# SHORT PROBLEM
Collect every line in the records below that contains the word "Subtract".

————————

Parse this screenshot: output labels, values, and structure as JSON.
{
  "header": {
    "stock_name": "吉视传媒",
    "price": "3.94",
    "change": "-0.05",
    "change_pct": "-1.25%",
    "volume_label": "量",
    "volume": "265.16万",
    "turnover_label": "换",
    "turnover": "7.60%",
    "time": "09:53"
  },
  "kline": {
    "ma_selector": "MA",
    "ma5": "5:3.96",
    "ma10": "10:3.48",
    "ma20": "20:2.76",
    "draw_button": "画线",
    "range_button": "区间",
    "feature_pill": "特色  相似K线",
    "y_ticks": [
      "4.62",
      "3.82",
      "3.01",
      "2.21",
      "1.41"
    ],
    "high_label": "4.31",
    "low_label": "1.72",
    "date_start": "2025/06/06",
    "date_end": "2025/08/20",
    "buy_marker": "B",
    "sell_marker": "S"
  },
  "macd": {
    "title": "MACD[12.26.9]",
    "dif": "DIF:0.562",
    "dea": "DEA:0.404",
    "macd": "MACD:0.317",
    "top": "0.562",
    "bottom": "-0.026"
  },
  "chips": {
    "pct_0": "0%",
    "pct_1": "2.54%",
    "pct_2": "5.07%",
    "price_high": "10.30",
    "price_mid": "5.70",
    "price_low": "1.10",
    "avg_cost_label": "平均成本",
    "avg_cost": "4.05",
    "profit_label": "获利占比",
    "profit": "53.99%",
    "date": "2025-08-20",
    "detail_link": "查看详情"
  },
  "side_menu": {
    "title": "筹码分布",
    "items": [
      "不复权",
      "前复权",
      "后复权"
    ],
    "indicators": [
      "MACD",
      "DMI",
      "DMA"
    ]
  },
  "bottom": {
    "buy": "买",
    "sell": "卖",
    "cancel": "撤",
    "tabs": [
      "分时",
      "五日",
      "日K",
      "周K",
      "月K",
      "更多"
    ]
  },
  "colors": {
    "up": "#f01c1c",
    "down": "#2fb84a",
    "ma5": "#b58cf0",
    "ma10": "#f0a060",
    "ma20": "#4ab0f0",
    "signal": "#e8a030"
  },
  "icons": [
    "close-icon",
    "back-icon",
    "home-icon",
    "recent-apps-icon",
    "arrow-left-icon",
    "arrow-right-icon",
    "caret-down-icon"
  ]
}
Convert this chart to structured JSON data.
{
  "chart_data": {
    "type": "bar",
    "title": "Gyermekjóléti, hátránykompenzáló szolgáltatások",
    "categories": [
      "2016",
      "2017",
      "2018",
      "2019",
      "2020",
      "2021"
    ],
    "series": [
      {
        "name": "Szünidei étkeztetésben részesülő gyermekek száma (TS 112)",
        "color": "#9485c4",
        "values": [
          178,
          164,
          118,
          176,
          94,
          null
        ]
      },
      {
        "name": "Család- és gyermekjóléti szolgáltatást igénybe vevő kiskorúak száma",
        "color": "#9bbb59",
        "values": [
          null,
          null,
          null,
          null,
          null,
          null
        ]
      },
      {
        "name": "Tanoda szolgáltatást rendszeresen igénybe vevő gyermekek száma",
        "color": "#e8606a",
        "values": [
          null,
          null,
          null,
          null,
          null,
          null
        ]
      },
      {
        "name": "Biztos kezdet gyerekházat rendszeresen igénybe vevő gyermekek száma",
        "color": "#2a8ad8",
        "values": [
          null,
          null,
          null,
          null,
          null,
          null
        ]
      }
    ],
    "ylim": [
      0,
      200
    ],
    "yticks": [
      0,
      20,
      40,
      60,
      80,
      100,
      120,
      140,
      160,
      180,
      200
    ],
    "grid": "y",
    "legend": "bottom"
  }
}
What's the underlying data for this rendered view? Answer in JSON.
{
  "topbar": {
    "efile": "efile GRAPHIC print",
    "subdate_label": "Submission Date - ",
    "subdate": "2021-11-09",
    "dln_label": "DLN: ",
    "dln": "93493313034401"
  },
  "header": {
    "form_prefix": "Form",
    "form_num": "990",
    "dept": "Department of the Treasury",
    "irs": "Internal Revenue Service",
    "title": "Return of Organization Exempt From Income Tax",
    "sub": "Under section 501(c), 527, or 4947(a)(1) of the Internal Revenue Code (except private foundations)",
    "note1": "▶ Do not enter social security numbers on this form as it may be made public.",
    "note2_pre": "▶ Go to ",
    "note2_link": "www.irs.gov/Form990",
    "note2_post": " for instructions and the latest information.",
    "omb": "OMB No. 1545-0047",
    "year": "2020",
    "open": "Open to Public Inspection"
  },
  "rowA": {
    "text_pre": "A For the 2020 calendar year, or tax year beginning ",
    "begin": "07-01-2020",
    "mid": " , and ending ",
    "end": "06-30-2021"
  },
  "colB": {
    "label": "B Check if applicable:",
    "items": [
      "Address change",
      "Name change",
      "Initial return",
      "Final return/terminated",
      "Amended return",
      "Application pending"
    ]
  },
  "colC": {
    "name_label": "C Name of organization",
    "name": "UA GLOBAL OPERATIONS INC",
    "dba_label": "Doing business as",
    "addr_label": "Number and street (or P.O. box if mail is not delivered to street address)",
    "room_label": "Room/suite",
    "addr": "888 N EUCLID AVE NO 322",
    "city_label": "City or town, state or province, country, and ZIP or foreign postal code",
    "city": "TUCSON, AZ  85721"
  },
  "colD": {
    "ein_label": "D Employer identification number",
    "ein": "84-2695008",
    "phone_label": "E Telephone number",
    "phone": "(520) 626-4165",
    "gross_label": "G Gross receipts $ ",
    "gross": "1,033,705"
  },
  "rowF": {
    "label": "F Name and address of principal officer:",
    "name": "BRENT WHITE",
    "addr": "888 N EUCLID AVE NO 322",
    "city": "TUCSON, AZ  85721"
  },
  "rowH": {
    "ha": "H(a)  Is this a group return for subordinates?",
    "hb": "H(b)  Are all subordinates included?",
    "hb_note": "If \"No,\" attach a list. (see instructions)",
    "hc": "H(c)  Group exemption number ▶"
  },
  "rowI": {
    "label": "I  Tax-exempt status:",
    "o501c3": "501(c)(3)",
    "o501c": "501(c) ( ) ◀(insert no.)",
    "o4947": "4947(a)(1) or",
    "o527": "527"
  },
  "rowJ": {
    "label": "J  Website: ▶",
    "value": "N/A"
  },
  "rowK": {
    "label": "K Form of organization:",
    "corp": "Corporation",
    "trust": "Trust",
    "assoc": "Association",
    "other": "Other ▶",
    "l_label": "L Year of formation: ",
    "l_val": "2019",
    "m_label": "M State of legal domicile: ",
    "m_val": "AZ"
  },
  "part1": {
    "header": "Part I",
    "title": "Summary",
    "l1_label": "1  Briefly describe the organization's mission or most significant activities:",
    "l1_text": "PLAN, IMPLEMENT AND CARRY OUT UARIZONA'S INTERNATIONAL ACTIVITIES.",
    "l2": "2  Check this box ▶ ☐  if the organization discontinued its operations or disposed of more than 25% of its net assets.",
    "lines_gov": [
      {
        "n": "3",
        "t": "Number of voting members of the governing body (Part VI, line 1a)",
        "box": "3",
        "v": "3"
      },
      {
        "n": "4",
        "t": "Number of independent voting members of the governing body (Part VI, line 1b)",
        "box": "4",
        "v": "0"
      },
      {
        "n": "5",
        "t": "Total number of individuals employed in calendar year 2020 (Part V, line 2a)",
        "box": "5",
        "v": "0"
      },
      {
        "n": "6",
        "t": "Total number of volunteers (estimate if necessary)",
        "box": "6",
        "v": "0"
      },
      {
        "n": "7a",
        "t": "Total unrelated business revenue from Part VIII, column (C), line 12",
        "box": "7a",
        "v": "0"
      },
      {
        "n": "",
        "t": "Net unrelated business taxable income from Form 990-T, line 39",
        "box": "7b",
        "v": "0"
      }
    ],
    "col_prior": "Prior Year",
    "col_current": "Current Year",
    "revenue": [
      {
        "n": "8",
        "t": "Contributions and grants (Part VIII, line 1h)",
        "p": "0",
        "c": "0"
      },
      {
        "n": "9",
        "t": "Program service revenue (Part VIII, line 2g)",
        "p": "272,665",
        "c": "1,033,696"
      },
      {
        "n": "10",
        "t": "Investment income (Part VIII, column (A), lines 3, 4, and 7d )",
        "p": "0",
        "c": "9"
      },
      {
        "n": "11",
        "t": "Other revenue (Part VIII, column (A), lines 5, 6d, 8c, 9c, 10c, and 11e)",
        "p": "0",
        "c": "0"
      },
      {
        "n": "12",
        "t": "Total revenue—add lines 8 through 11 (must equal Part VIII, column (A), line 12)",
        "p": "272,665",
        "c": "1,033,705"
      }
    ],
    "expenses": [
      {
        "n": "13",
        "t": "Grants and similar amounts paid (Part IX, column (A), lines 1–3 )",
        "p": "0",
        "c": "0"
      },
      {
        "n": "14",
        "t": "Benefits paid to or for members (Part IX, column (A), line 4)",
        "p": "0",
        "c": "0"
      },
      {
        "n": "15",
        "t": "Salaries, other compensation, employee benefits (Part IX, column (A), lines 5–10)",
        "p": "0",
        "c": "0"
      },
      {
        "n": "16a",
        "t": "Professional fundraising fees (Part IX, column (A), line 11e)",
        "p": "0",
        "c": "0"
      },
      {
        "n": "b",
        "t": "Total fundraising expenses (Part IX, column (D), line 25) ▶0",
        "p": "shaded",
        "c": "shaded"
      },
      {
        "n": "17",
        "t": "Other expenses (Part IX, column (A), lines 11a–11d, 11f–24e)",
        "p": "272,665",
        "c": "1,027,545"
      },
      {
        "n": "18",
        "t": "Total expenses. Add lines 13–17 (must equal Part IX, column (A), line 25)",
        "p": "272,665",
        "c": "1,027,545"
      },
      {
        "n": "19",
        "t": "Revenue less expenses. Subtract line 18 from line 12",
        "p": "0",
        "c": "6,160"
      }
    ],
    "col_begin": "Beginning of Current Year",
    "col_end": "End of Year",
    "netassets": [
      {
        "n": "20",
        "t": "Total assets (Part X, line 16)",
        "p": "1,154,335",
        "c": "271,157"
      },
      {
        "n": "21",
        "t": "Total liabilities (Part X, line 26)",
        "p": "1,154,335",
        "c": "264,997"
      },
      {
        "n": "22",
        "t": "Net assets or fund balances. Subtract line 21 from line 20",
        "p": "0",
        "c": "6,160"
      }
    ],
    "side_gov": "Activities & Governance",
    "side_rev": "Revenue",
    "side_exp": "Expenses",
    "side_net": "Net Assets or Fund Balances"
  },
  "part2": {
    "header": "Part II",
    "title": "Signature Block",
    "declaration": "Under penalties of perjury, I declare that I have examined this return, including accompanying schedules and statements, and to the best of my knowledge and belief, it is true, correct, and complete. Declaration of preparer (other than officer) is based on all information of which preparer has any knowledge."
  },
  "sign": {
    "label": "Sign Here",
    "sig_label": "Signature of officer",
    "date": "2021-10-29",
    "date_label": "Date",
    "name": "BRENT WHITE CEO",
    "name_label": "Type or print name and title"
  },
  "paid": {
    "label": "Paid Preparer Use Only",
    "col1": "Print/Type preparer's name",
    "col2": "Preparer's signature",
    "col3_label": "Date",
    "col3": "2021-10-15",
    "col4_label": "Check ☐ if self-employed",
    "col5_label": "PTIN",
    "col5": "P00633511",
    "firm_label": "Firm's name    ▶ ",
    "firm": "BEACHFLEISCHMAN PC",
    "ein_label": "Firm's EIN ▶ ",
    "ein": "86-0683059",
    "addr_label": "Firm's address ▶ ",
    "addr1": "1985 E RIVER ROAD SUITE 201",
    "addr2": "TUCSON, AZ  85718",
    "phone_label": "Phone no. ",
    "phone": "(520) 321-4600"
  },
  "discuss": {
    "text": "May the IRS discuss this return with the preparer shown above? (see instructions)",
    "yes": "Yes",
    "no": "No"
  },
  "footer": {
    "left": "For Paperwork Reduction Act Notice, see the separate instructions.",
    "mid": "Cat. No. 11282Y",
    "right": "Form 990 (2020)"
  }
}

————————

# TASK SOLUTION
        "t": "Revenue less expenses. Subtract line 18 from line 12",
        "t": "Net assets or fund balances. Subtract line 21 from line 20",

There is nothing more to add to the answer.